Required task: Find each line containing the string "saat". Copy it.

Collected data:
** START **

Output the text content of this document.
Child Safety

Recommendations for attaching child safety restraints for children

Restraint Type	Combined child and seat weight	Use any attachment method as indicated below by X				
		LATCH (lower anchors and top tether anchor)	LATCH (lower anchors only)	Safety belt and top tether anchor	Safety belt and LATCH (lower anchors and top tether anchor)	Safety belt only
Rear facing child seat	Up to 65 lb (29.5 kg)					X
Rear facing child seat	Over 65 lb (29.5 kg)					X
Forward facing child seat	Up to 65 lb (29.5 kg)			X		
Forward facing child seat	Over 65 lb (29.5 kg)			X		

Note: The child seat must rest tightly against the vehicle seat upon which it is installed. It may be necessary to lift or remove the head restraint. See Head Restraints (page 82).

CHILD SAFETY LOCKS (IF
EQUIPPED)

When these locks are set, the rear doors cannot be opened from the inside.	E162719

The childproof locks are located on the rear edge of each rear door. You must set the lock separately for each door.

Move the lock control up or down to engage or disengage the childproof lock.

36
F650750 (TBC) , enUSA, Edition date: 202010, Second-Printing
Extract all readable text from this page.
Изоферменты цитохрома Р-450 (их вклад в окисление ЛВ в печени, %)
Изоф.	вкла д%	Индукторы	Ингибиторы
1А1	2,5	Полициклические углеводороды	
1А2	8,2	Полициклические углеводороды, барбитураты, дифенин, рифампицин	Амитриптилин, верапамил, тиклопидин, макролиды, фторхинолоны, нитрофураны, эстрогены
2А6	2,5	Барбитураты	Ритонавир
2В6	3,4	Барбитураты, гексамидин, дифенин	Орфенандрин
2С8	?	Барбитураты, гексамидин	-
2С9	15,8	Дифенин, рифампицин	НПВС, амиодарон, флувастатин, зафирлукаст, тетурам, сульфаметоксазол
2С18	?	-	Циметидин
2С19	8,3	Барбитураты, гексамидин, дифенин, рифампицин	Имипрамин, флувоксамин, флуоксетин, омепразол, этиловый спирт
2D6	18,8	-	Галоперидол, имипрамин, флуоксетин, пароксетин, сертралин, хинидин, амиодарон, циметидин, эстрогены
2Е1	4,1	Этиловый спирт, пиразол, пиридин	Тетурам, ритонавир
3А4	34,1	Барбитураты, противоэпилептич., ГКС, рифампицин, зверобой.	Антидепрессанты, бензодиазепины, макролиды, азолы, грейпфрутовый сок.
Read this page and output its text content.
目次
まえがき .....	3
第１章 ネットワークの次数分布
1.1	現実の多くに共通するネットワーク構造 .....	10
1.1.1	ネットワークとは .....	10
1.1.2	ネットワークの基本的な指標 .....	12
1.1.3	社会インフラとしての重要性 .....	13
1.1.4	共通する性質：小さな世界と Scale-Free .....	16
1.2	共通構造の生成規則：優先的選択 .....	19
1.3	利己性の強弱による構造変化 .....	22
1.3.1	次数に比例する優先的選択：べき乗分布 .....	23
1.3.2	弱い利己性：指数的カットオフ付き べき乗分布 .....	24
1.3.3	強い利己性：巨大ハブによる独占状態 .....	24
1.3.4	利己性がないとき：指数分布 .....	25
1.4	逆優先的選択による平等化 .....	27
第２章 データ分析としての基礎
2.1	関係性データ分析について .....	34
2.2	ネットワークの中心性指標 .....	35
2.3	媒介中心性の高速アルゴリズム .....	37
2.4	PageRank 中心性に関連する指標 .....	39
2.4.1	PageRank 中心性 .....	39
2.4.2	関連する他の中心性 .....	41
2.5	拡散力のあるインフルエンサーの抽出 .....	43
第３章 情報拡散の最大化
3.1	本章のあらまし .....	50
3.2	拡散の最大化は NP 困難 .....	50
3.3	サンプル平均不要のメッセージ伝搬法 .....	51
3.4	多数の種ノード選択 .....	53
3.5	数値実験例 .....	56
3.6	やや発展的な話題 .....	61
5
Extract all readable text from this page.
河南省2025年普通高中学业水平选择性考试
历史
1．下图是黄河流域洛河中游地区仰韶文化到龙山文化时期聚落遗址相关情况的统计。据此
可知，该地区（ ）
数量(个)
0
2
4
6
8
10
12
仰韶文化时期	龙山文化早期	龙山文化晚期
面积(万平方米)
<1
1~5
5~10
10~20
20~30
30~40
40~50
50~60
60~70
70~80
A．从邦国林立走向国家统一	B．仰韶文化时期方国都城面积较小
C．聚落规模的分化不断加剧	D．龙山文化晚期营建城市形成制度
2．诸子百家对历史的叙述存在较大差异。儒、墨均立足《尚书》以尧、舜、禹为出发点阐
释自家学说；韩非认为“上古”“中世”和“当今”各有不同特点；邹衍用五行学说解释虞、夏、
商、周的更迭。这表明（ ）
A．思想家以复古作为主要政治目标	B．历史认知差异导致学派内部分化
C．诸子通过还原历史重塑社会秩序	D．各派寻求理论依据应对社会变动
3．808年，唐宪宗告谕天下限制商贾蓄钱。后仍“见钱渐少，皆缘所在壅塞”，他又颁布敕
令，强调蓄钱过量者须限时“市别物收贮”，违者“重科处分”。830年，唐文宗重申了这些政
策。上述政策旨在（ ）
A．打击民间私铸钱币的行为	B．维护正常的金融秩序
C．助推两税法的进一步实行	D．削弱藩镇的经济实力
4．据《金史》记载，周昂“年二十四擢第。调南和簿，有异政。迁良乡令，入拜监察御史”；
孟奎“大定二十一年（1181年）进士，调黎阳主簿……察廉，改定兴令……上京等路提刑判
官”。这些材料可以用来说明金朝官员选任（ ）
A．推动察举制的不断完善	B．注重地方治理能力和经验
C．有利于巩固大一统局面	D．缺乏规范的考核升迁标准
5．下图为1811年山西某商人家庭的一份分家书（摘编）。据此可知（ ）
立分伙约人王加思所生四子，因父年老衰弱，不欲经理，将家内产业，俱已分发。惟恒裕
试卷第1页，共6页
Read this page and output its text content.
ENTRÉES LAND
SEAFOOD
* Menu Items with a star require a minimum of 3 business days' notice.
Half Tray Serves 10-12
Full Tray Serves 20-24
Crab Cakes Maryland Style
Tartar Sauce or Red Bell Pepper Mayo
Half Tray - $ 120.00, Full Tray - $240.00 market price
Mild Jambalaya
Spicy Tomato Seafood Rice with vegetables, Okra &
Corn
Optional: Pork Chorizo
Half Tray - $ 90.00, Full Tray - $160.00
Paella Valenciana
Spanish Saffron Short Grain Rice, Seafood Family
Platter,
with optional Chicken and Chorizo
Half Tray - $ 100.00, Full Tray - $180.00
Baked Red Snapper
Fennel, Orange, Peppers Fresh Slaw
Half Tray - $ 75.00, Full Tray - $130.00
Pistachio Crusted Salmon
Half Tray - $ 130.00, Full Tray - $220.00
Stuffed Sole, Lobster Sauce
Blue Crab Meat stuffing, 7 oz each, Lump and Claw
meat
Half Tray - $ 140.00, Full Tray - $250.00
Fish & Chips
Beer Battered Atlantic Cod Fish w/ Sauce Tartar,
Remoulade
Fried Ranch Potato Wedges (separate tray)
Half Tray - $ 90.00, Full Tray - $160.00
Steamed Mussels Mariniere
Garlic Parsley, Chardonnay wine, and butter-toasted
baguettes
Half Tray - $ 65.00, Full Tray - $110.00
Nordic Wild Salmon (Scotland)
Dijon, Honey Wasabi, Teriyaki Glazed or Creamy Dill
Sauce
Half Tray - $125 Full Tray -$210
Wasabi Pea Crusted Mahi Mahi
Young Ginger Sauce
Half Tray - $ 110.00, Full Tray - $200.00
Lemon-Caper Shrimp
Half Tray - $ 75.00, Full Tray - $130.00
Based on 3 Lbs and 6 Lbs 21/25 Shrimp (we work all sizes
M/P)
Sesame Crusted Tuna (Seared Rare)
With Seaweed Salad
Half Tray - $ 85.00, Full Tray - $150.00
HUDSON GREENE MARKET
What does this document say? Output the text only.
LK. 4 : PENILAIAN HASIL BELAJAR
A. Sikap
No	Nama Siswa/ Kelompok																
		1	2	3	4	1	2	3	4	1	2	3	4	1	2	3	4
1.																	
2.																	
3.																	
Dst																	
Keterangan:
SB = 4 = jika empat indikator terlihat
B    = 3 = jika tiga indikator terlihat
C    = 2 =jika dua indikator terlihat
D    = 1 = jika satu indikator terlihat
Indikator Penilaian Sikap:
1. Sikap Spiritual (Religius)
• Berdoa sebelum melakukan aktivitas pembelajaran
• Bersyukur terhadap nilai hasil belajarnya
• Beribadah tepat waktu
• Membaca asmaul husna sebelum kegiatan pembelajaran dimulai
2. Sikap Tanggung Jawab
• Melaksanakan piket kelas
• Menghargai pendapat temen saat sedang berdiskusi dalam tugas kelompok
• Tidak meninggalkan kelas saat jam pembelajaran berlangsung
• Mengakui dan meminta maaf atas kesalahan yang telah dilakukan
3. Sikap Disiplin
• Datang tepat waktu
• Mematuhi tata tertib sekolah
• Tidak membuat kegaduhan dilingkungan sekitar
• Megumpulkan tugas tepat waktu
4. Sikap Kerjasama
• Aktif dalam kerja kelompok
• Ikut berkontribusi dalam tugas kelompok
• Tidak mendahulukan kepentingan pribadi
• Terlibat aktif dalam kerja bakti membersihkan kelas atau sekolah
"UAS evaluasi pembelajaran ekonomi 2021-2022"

** END **

Solved exercise:
• Menghargai pendapat temen saat sedang berdiskusi dalam tugas kelompok
• Tidak meninggalkan kelas saat jam pembelajaran berlangsung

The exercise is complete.